**SUPPLIED RECORDS:**
'''
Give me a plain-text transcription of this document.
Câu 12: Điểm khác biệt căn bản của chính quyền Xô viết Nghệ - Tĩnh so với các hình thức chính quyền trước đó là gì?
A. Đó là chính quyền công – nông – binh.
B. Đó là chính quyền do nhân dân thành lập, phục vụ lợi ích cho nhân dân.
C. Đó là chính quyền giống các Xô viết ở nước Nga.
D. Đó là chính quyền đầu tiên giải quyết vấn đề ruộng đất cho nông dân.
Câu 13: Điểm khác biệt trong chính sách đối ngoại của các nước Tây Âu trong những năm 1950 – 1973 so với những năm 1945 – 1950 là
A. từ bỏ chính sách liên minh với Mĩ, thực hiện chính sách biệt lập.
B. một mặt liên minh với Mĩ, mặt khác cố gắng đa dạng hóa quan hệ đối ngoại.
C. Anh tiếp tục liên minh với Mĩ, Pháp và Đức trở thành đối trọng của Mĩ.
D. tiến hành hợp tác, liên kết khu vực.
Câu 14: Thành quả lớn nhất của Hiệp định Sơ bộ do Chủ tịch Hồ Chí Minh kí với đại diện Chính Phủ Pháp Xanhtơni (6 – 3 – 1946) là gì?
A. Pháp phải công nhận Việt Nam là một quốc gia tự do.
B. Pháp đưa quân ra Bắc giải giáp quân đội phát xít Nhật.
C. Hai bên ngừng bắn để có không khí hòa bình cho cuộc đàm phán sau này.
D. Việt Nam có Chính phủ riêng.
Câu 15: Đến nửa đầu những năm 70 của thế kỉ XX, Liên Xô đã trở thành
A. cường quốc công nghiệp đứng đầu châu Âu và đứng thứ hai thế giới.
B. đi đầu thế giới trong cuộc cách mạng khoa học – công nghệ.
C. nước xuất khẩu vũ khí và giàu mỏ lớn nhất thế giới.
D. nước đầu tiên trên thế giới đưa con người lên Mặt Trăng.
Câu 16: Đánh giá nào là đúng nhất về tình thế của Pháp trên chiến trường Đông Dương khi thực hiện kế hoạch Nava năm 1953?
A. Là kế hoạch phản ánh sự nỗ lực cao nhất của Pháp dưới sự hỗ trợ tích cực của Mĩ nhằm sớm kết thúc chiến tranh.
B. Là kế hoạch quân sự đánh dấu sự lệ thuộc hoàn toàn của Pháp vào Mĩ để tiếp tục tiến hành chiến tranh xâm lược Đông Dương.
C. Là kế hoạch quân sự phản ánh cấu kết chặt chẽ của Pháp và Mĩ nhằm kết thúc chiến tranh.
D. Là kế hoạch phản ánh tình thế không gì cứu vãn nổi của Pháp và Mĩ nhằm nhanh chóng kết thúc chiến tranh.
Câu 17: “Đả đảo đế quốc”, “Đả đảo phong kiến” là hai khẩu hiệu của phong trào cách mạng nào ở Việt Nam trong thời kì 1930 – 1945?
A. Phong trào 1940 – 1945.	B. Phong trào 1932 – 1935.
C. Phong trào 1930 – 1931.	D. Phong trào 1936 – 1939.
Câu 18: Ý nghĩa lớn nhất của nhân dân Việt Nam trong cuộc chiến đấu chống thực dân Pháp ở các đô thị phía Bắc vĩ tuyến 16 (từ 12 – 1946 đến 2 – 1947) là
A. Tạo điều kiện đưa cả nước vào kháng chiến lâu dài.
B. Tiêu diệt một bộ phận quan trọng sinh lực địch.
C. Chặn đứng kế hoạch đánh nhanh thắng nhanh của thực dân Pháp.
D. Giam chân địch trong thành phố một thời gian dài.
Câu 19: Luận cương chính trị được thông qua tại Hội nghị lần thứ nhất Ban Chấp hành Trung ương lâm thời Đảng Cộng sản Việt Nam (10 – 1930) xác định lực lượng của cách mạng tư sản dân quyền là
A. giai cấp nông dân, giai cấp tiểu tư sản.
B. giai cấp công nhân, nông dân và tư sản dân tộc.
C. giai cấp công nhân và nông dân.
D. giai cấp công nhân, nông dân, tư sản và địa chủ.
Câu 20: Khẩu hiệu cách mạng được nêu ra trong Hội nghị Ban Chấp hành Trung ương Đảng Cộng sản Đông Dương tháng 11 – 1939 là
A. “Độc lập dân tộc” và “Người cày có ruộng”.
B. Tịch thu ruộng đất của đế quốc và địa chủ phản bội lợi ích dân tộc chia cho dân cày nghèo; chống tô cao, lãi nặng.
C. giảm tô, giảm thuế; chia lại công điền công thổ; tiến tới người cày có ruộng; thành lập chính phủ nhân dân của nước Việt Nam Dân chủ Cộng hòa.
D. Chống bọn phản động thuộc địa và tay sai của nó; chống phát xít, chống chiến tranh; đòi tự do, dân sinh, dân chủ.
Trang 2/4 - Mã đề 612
'''
**WHAT YOU ARE ASKED TO DO:**
Print out all the entries precisely as written.

**RESULT:**
Give me a plain-text transcription of this document.
Câu 12: Điểm khác biệt căn bản của chính quyền Xô viết Nghệ - Tĩnh so với các hình thức chính quyền trước đó là gì?
A. Đó là chính quyền công – nông – binh.
B. Đó là chính quyền do nhân dân thành lập, phục vụ lợi ích cho nhân dân.
C. Đó là chính quyền giống các Xô viết ở nước Nga.
D. Đó là chính quyền đầu tiên giải quyết vấn đề ruộng đất cho nông dân.
Câu 13: Điểm khác biệt trong chính sách đối ngoại của các nước Tây Âu trong những năm 1950 – 1973 so với những năm 1945 – 1950 là
A. từ bỏ chính sách liên minh với Mĩ, thực hiện chính sách biệt lập.
B. một mặt liên minh với Mĩ, mặt khác cố gắng đa dạng hóa quan hệ đối ngoại.
C. Anh tiếp tục liên minh với Mĩ, Pháp và Đức trở thành đối trọng của Mĩ.
D. tiến hành hợp tác, liên kết khu vực.
Câu 14: Thành quả lớn nhất của Hiệp định Sơ bộ do Chủ tịch Hồ Chí Minh kí với đại diện Chính Phủ Pháp Xanhtơni (6 – 3 – 1946) là gì?
A. Pháp phải công nhận Việt Nam là một quốc gia tự do.
B. Pháp đưa quân ra Bắc giải giáp quân đội phát xít Nhật.
C. Hai bên ngừng bắn để có không khí hòa bình cho cuộc đàm phán sau này.
D. Việt Nam có Chính phủ riêng.
Câu 15: Đến nửa đầu những năm 70 của thế kỉ XX, Liên Xô đã trở thành
A. cường quốc công nghiệp đứng đầu châu Âu và đứng thứ hai thế giới.
B. đi đầu thế giới trong cuộc cách mạng khoa học – công nghệ.
C. nước xuất khẩu vũ khí và giàu mỏ lớn nhất thế giới.
D. nước đầu tiên trên thế giới đưa con người lên Mặt Trăng.
Câu 16: Đánh giá nào là đúng nhất về tình thế của Pháp trên chiến trường Đông Dương khi thực hiện kế hoạch Nava năm 1953?
A. Là kế hoạch phản ánh sự nỗ lực cao nhất của Pháp dưới sự hỗ trợ tích cực của Mĩ nhằm sớm kết thúc chiến tranh.
B. Là kế hoạch quân sự đánh dấu sự lệ thuộc hoàn toàn của Pháp vào Mĩ để tiếp tục tiến hành chiến tranh xâm lược Đông Dương.
C. Là kế hoạch quân sự phản ánh cấu kết chặt chẽ của Pháp và Mĩ nhằm kết thúc chiến tranh.
D. Là kế hoạch phản ánh tình thế không gì cứu vãn nổi của Pháp và Mĩ nhằm nhanh chóng kết thúc chiến tranh.
Câu 17: “Đả đảo đế quốc”, “Đả đảo phong kiến” là hai khẩu hiệu của phong trào cách mạng nào ở Việt Nam trong thời kì 1930 – 1945?
A. Phong trào 1940 – 1945.	B. Phong trào 1932 – 1935.
C. Phong trào 1930 – 1931.	D. Phong trào 1936 – 1939.
Câu 18: Ý nghĩa lớn nhất của nhân dân Việt Nam trong cuộc chiến đấu chống thực dân Pháp ở các đô thị phía Bắc vĩ tuyến 16 (từ 12 – 1946 đến 2 – 1947) là
A. Tạo điều kiện đưa cả nước vào kháng chiến lâu dài.
B. Tiêu diệt một bộ phận quan trọng sinh lực địch.
C. Chặn đứng kế hoạch đánh nhanh thắng nhanh của thực dân Pháp.
D. Giam chân địch trong thành phố một thời gian dài.
Câu 19: Luận cương chính trị được thông qua tại Hội nghị lần thứ nhất Ban Chấp hành Trung ương lâm thời Đảng Cộng sản Việt Nam (10 – 1930) xác định lực lượng của cách mạng tư sản dân quyền là
A. giai cấp nông dân, giai cấp tiểu tư sản.
B. giai cấp công nhân, nông dân và tư sản dân tộc.
C. giai cấp công nhân và nông dân.
D. giai cấp công nhân, nông dân, tư sản và địa chủ.
Câu 20: Khẩu hiệu cách mạng được nêu ra trong Hội nghị Ban Chấp hành Trung ương Đảng Cộng sản Đông Dương tháng 11 – 1939 là
A. “Độc lập dân tộc” và “Người cày có ruộng”.
B. Tịch thu ruộng đất của đế quốc và địa chủ phản bội lợi ích dân tộc chia cho dân cày nghèo; chống tô cao, lãi nặng.
C. giảm tô, giảm thuế; chia lại công điền công thổ; tiến tới người cày có ruộng; thành lập chính phủ nhân dân của nước Việt Nam Dân chủ Cộng hòa.
D. Chống bọn phản động thuộc địa và tay sai của nó; chống phát xít, chống chiến tranh; đòi tự do, dân sinh, dân chủ.
Trang 2/4 - Mã đề 612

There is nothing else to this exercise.